Task objective. For each record, copy the text exactly and omit any picture it holds.

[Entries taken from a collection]
━━━━━━━━
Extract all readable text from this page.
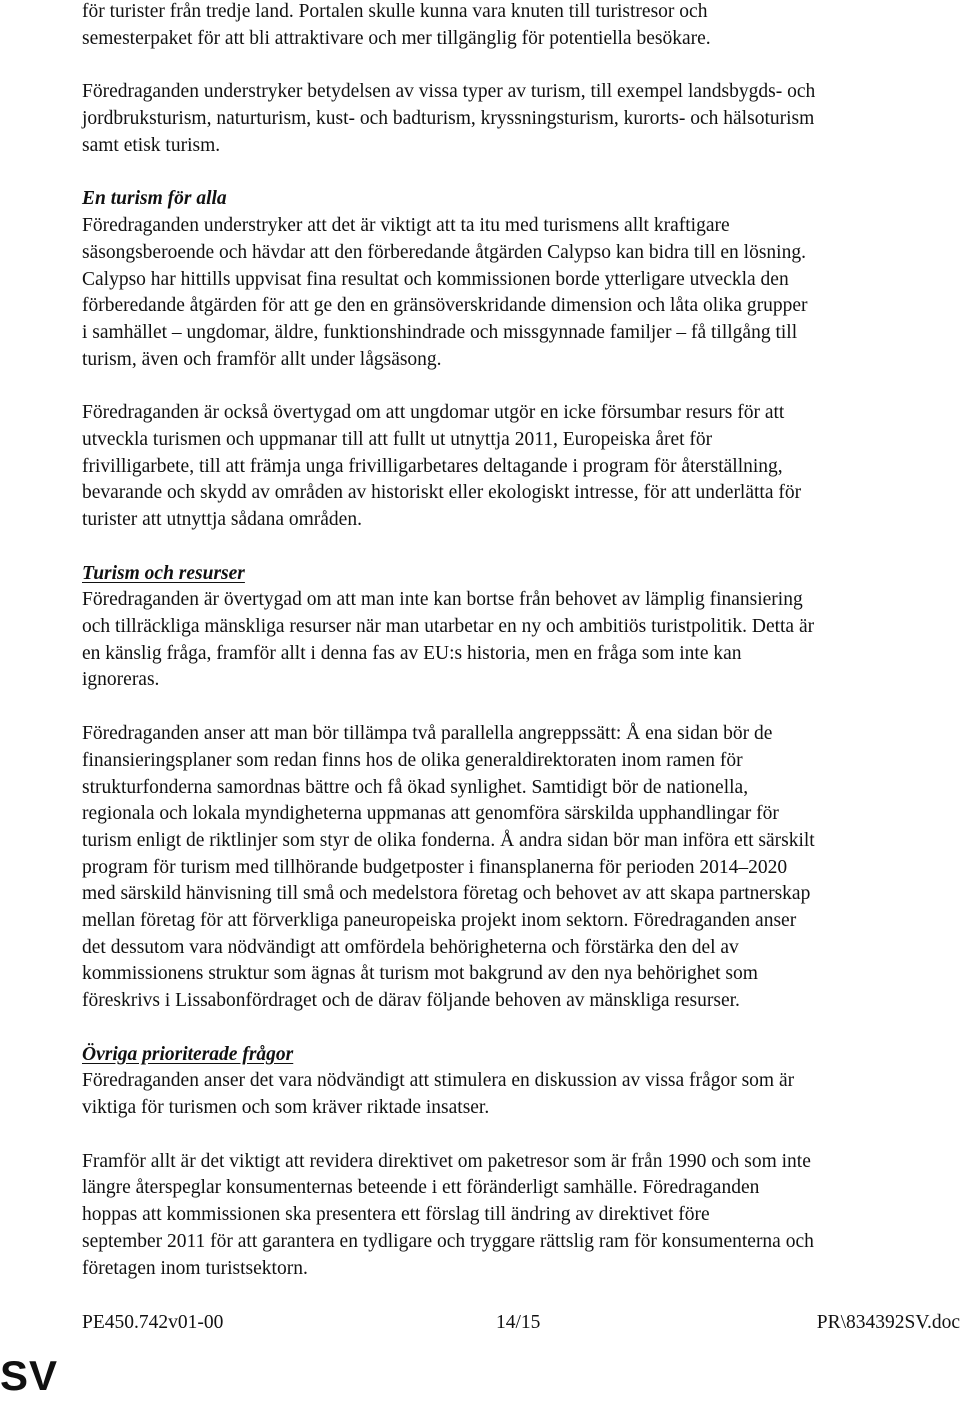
för turister från tredje land. Portalen skulle kunna vara knuten till turistresor och
semesterpaket för att bli attraktivare och mer tillgänglig för potentiella besökare.
Föredraganden understryker betydelsen av vissa typer av turism, till exempel landsbygds- och
jordbruksturism, naturturism, kust- och badturism, kryssningsturism, kurorts- och hälsoturism
samt etisk turism.
En turism för alla
Föredraganden understryker att det är viktigt att ta itu med turismens allt kraftigare
säsongsberoende och hävdar att den förberedande åtgärden Calypso kan bidra till en lösning.
Calypso har hittills uppvisat fina resultat och kommissionen borde ytterligare utveckla den
förberedande åtgärden för att ge den en gränsöverskridande dimension och låta olika grupper
i samhället – ungdomar, äldre, funktionshindrade och missgynnade familjer – få tillgång till
turism, även och framför allt under lågsäsong.
Föredraganden är också övertygad om att ungdomar utgör en icke försumbar resurs för att
utveckla turismen och uppmanar till att fullt ut utnyttja 2011, Europeiska året för
frivilligarbete, till att främja unga frivilligarbetares deltagande i program för återställning,
bevarande och skydd av områden av historiskt eller ekologiskt intresse, för att underlätta för
turister att utnyttja sådana områden.
Turism och resurser
Föredraganden är övertygad om att man inte kan bortse från behovet av lämplig finansiering
och tillräckliga mänskliga resurser när man utarbetar en ny och ambitiös turistpolitik. Detta är
en känslig fråga, framför allt i denna fas av EU:s historia, men en fråga som inte kan
ignoreras.
Föredraganden anser att man bör tillämpa två parallella angreppssätt: Å ena sidan bör de
finansieringsplaner som redan finns hos de olika generaldirektoraten inom ramen för
strukturfonderna samordnas bättre och få ökad synlighet. Samtidigt bör de nationella,
regionala och lokala myndigheterna uppmanas att genomföra särskilda upphandlingar för
turism enligt de riktlinjer som styr de olika fonderna. Å andra sidan bör man införa ett särskilt
program för turism med tillhörande budgetposter i finansplanerna för perioden 2014–2020
med särskild hänvisning till små och medelstora företag och behovet av att skapa partnerskap
mellan företag för att förverkliga paneuropeiska projekt inom sektorn. Föredraganden anser
det dessutom vara nödvändigt att omfördela behörigheterna och förstärka den del av
kommissionens struktur som ägnas åt turism mot bakgrund av den nya behörighet som
föreskrivs i Lissabonfördraget och de därav följande behoven av mänskliga resurser.
Övriga prioriterade frågor
Föredraganden anser det vara nödvändigt att stimulera en diskussion av vissa frågor som är
viktiga för turismen och som kräver riktade insatser.
Framför allt är det viktigt att revidera direktivet om paketresor som är från 1990 och som inte
längre återspeglar konsumenternas beteende i ett föränderligt samhälle. Föredraganden
hoppas att kommissionen ska presentera ett förslag till ändring av direktivet före
september 2011 för att garantera en tydligare och tryggare rättslig ram för konsumenterna och
företagen inom turistsektorn.
PE450.742v01-00	14/15	PR\834392SV.doc
SV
━━━━━━━━
Expected answer.
Extract all readable text from this page.
för turister från tredje land. Portalen skulle kunna vara knuten till turistresor och
semesterpaket för att bli attraktivare och mer tillgänglig för potentiella besökare.
Föredraganden understryker betydelsen av vissa typer av turism, till exempel landsbygds- och
jordbruksturism, naturturism, kust- och badturism, kryssningsturism, kurorts- och hälsoturism
samt etisk turism.
En turism för alla
Föredraganden understryker att det är viktigt att ta itu med turismens allt kraftigare
säsongsberoende och hävdar att den förberedande åtgärden Calypso kan bidra till en lösning.
Calypso har hittills uppvisat fina resultat och kommissionen borde ytterligare utveckla den
förberedande åtgärden för att ge den en gränsöverskridande dimension och låta olika grupper
i samhället – ungdomar, äldre, funktionshindrade och missgynnade familjer – få tillgång till
turism, även och framför allt under lågsäsong.
Föredraganden är också övertygad om att ungdomar utgör en icke försumbar resurs för att
utveckla turismen och uppmanar till att fullt ut utnyttja 2011, Europeiska året för
frivilligarbete, till att främja unga frivilligarbetares deltagande i program för återställning,
bevarande och skydd av områden av historiskt eller ekologiskt intresse, för att underlätta för
turister att utnyttja sådana områden.
Turism och resurser
Föredraganden är övertygad om att man inte kan bortse från behovet av lämplig finansiering
och tillräckliga mänskliga resurser när man utarbetar en ny och ambitiös turistpolitik. Detta är
en känslig fråga, framför allt i denna fas av EU:s historia, men en fråga som inte kan
ignoreras.
Föredraganden anser att man bör tillämpa två parallella angreppssätt: Å ena sidan bör de
finansieringsplaner som redan finns hos de olika generaldirektoraten inom ramen för
strukturfonderna samordnas bättre och få ökad synlighet. Samtidigt bör de nationella,
regionala och lokala myndigheterna uppmanas att genomföra särskilda upphandlingar för
turism enligt de riktlinjer som styr de olika fonderna. Å andra sidan bör man införa ett särskilt
program för turism med tillhörande budgetposter i finansplanerna för perioden 2014–2020
med särskild hänvisning till små och medelstora företag och behovet av att skapa partnerskap
mellan företag för att förverkliga paneuropeiska projekt inom sektorn. Föredraganden anser
det dessutom vara nödvändigt att omfördela behörigheterna och förstärka den del av
kommissionens struktur som ägnas åt turism mot bakgrund av den nya behörighet som
föreskrivs i Lissabonfördraget och de därav följande behoven av mänskliga resurser.
Övriga prioriterade frågor
Föredraganden anser det vara nödvändigt att stimulera en diskussion av vissa frågor som är
viktiga för turismen och som kräver riktade insatser.
Framför allt är det viktigt att revidera direktivet om paketresor som är från 1990 och som inte
längre återspeglar konsumenternas beteende i ett föränderligt samhälle. Föredraganden
hoppas att kommissionen ska presentera ett förslag till ändring av direktivet före
september 2011 för att garantera en tydligare och tryggare rättslig ram för konsumenterna och
företagen inom turistsektorn.
PE450.742v01-00	14/15	PR\834392SV.doc
SV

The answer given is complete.